* _WHAT NEEDS TO BE DONE_: Show every line in the entries below where the word "name" appears.

* _DATA EXCERPTS_:
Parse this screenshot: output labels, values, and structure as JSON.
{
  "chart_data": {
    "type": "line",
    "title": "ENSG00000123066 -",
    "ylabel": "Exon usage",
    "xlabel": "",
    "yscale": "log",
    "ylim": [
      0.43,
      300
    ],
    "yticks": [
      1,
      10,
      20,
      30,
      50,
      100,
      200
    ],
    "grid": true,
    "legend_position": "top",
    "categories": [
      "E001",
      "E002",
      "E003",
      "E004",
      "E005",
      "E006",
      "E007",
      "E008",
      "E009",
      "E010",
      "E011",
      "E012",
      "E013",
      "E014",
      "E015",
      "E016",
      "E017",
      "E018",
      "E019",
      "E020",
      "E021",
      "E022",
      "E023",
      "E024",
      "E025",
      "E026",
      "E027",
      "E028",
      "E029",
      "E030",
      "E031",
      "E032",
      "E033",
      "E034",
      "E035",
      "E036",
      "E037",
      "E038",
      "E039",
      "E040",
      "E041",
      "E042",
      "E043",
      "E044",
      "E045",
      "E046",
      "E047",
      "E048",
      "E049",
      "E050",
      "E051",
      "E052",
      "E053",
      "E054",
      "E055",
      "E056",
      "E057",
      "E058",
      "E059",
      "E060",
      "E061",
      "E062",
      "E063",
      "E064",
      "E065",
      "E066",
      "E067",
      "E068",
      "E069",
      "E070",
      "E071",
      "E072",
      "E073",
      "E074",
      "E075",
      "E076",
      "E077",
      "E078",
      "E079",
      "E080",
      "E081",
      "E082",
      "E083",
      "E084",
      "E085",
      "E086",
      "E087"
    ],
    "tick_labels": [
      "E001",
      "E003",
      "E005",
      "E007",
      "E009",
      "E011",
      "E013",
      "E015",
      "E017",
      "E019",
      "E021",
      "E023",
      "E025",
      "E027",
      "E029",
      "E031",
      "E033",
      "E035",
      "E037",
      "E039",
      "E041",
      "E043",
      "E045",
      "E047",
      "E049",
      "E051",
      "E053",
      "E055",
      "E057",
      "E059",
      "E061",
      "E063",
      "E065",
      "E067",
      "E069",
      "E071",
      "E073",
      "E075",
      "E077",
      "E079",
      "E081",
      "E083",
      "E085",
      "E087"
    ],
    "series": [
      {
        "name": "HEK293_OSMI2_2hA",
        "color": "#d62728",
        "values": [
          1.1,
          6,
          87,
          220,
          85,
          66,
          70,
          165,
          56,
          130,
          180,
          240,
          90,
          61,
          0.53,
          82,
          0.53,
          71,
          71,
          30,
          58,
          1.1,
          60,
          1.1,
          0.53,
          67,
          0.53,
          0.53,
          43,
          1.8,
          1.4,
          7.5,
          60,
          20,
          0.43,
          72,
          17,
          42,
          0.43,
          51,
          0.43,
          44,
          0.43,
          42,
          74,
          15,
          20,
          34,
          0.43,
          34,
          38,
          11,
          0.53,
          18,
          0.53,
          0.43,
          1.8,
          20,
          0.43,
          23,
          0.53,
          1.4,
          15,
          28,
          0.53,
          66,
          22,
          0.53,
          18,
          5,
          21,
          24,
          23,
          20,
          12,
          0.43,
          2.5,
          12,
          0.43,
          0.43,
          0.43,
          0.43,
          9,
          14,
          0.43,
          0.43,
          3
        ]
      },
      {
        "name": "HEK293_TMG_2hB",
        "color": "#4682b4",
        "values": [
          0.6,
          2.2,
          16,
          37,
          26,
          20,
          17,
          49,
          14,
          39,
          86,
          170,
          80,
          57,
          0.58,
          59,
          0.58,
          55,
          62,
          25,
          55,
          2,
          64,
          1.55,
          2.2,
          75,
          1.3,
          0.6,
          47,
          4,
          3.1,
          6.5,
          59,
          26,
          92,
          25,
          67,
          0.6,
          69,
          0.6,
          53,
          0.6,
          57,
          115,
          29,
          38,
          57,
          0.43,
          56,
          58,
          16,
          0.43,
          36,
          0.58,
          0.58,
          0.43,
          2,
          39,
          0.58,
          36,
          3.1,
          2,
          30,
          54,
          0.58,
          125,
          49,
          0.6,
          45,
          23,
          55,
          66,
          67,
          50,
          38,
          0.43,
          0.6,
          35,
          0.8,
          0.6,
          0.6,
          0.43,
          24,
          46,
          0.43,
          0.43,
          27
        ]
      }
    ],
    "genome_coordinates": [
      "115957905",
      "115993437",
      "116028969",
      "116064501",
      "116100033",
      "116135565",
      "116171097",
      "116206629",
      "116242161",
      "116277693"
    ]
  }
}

* _TASK OUTPUT_:
        "name": "HEK293_OSMI2_2hA",
        "name": "HEK293_TMG_2hB",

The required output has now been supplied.